— Start —

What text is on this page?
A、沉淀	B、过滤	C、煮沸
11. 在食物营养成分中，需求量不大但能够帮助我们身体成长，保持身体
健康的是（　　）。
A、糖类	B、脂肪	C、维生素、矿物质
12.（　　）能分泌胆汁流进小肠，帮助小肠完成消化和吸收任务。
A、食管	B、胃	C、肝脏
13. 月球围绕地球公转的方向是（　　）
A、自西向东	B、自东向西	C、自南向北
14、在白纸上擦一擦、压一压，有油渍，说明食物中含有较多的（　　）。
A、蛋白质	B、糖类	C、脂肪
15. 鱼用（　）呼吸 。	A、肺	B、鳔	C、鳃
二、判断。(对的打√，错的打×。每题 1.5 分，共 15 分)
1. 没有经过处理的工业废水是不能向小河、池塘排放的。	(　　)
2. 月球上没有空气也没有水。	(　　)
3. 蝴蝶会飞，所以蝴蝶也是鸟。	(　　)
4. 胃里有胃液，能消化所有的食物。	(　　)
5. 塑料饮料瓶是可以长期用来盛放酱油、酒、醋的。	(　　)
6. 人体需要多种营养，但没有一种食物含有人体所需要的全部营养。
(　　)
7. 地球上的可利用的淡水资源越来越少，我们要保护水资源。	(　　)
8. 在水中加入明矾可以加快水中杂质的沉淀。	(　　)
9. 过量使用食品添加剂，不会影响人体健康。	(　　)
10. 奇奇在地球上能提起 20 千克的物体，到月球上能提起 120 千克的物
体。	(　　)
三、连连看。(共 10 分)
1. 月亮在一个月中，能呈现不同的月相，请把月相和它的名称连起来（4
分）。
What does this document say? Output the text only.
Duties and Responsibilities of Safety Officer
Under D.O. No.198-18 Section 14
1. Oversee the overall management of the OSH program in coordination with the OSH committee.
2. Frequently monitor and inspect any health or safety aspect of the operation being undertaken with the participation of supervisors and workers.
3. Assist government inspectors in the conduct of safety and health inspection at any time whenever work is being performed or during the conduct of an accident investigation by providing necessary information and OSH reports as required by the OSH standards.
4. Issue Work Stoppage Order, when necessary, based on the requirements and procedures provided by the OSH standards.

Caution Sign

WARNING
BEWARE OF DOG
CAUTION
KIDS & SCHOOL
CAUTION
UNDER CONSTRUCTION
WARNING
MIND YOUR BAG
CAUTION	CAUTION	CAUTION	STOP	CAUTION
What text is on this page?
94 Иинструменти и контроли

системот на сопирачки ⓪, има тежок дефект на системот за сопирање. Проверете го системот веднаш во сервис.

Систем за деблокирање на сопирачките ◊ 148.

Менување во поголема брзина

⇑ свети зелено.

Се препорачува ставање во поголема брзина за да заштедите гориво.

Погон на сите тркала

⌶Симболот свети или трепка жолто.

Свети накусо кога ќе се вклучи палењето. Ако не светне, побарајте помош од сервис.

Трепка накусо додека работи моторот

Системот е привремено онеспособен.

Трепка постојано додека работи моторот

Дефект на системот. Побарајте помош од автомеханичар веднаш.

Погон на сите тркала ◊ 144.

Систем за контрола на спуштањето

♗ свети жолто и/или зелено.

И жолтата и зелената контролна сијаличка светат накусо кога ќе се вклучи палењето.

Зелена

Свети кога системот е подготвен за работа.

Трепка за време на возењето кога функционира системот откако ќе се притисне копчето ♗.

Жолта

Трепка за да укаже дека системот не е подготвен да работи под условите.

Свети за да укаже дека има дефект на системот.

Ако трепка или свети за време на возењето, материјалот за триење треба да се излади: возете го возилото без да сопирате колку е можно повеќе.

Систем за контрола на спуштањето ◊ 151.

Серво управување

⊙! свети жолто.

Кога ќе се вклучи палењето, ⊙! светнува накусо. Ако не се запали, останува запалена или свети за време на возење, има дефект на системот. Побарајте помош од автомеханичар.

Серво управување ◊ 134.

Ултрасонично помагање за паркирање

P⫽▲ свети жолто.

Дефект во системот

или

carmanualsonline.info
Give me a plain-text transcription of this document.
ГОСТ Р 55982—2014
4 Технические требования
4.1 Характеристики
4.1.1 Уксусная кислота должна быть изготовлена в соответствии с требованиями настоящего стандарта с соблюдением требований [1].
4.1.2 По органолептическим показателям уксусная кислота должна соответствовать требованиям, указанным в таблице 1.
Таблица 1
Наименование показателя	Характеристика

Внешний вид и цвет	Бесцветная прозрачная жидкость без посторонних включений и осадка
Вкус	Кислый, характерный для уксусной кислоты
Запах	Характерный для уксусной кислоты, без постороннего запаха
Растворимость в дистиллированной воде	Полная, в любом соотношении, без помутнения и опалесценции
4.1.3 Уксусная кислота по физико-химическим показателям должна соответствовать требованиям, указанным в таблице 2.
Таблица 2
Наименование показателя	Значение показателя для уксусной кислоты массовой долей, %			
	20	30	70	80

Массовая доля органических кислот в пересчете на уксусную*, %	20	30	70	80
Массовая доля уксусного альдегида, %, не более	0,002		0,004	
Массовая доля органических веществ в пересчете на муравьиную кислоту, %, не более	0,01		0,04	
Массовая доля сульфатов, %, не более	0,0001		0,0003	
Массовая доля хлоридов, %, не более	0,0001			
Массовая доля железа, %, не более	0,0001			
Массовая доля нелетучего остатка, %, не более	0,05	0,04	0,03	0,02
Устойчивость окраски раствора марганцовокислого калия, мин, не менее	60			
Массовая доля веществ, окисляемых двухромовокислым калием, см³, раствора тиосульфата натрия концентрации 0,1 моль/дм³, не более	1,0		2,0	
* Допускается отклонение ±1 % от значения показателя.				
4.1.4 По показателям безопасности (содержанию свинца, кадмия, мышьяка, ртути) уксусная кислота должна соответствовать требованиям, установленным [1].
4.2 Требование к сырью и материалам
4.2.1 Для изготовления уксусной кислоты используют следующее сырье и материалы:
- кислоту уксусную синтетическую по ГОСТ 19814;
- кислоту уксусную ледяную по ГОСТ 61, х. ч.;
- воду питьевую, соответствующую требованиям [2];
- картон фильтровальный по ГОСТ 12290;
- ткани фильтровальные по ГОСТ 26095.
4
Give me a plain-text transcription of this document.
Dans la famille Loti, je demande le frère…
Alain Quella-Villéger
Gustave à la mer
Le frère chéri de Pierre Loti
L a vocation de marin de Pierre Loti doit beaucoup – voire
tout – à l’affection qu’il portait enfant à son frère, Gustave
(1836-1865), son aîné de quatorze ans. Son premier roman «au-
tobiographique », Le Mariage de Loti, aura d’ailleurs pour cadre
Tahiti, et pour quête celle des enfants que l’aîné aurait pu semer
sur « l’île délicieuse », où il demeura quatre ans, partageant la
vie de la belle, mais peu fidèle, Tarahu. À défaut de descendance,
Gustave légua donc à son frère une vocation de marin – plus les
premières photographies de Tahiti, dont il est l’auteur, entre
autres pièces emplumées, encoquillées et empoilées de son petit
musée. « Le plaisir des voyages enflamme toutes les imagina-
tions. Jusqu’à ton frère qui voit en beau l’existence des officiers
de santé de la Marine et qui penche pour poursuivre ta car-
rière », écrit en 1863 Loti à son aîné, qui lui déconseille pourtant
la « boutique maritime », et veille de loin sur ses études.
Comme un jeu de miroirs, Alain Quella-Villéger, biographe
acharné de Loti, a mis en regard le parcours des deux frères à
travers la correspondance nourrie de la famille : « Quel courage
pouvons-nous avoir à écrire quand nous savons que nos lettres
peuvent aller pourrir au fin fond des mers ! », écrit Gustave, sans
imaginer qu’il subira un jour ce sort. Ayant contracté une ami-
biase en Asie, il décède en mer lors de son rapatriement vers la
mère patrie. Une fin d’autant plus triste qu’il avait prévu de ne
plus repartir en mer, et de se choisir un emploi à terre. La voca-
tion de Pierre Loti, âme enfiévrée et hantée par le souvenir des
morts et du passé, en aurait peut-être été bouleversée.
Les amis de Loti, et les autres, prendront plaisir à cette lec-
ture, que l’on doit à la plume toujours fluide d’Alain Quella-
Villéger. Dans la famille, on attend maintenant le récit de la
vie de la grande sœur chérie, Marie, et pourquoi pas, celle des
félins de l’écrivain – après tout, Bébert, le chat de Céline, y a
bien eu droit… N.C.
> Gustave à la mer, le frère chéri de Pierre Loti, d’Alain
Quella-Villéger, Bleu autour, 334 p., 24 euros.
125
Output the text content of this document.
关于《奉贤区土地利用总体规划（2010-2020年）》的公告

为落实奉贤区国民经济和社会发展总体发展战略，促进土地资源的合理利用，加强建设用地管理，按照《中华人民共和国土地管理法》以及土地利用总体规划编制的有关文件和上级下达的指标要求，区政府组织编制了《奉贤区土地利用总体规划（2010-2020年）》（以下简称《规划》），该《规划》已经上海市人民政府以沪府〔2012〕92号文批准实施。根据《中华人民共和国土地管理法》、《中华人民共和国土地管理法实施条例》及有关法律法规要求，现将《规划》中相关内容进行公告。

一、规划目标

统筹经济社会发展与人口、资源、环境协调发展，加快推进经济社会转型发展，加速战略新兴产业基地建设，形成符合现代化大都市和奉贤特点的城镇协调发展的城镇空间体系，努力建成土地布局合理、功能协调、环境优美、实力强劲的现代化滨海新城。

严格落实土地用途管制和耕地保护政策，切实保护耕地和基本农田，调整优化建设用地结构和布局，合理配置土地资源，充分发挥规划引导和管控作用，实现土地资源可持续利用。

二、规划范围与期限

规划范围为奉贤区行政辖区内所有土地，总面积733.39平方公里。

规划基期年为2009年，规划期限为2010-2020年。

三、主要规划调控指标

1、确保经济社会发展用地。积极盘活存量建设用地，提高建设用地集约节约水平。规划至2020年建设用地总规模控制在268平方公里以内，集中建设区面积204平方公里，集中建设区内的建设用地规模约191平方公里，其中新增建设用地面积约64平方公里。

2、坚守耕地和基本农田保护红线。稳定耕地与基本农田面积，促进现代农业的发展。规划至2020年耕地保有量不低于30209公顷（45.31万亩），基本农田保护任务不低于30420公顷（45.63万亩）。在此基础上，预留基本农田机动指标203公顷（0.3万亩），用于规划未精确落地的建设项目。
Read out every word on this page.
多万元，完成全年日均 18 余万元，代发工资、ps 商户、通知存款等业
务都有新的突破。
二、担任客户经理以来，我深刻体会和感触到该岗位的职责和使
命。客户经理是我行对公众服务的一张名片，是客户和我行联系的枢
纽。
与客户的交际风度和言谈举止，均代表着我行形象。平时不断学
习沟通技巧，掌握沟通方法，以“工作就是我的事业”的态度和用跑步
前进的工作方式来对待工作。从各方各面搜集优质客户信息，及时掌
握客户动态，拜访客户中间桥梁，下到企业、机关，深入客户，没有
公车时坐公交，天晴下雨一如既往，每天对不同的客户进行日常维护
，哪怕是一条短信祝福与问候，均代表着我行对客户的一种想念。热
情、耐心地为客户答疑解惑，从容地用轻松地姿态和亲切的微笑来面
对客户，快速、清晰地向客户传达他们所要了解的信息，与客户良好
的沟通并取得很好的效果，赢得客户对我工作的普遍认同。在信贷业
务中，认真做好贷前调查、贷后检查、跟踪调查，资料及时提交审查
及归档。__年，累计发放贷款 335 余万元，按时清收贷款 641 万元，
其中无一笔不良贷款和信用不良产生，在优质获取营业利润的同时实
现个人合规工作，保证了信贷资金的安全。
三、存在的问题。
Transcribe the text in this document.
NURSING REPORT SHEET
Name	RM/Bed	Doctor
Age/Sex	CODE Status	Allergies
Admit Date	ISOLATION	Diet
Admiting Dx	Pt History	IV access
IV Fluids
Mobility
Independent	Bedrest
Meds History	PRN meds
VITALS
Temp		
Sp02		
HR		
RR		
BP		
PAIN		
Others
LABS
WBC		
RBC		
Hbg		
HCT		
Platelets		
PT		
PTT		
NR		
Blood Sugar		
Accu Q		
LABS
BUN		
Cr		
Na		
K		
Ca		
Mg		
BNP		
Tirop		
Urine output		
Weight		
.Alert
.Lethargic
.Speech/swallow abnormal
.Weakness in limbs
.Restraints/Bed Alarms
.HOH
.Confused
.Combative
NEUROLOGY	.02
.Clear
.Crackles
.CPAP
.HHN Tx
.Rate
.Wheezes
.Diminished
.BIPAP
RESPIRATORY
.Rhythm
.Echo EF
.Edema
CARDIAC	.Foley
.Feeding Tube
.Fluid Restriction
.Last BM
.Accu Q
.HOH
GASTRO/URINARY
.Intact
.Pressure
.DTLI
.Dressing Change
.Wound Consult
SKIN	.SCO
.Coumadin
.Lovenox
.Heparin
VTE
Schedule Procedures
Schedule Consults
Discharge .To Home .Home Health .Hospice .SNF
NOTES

— End —

▶ **Exercise details**: Go through the lines above. Select every one that has the string "Наименование".

▶ **Solved problem**:
Наименование показателя	Характеристика
Наименование показателя	Значение показателя для уксусной кислоты массовой долей, %			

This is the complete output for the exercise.